-- Information supplied start --

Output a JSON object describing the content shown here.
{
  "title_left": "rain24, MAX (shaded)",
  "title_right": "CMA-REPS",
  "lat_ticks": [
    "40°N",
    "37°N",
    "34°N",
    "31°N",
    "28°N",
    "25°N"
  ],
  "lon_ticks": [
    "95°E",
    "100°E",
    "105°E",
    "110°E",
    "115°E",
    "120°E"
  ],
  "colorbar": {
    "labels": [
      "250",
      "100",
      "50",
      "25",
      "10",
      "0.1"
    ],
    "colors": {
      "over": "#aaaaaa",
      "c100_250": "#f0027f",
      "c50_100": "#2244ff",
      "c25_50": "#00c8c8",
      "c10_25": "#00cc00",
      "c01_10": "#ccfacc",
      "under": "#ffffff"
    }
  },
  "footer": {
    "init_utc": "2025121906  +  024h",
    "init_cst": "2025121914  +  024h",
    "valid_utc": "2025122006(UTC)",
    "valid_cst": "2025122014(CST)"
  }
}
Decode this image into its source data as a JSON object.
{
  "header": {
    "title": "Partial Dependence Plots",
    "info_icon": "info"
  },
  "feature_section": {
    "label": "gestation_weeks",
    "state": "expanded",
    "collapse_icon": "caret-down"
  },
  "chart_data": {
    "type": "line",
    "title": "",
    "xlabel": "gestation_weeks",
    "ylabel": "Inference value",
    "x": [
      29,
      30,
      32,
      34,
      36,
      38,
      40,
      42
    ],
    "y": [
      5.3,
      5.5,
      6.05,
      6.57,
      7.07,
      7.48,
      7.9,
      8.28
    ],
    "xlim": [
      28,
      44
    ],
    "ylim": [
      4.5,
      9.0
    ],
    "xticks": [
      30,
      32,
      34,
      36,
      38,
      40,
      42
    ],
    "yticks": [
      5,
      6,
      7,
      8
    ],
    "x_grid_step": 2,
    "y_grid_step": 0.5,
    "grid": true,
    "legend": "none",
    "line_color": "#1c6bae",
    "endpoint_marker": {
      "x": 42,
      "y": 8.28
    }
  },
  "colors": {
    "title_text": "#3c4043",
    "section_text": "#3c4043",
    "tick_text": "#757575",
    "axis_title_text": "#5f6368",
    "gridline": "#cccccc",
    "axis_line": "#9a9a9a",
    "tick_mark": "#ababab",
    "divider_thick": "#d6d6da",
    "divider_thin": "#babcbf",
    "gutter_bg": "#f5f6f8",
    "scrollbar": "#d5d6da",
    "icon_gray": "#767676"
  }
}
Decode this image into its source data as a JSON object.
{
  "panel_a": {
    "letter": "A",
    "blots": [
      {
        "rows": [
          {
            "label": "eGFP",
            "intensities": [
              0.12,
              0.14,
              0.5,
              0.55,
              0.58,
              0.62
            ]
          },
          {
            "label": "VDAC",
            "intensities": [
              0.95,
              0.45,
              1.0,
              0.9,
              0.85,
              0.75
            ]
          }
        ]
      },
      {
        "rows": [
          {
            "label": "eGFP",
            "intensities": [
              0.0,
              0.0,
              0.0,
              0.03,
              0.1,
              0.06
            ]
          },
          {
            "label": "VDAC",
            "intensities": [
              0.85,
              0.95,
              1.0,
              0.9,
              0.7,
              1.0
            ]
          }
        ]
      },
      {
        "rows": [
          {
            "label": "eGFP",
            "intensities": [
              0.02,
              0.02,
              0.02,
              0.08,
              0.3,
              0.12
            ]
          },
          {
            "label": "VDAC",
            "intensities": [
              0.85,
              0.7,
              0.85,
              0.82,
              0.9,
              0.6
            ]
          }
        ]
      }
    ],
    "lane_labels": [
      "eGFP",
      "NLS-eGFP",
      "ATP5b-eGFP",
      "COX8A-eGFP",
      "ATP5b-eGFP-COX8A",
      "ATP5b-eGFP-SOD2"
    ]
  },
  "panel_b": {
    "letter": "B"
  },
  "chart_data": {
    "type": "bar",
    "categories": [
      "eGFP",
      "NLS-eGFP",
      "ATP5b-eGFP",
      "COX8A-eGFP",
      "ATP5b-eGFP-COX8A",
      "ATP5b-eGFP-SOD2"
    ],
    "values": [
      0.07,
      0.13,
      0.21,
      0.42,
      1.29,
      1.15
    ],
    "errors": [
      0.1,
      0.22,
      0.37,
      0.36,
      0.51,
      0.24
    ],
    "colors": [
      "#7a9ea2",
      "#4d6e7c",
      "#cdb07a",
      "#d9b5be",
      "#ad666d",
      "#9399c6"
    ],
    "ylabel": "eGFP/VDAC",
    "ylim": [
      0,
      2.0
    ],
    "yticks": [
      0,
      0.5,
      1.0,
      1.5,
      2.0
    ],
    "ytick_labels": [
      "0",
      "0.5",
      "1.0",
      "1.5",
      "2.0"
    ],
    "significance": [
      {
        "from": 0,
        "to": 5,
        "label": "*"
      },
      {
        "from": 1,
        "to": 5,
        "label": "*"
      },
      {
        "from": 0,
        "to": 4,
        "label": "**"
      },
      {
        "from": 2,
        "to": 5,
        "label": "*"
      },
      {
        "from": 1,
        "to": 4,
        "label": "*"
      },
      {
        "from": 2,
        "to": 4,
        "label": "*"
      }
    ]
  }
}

-- Information supplied end --

Filter lines by "ylabel" and return each hit.

- Full solution
    "ylabel": "Inference value",
    "ylabel": "eGFP/VDAC",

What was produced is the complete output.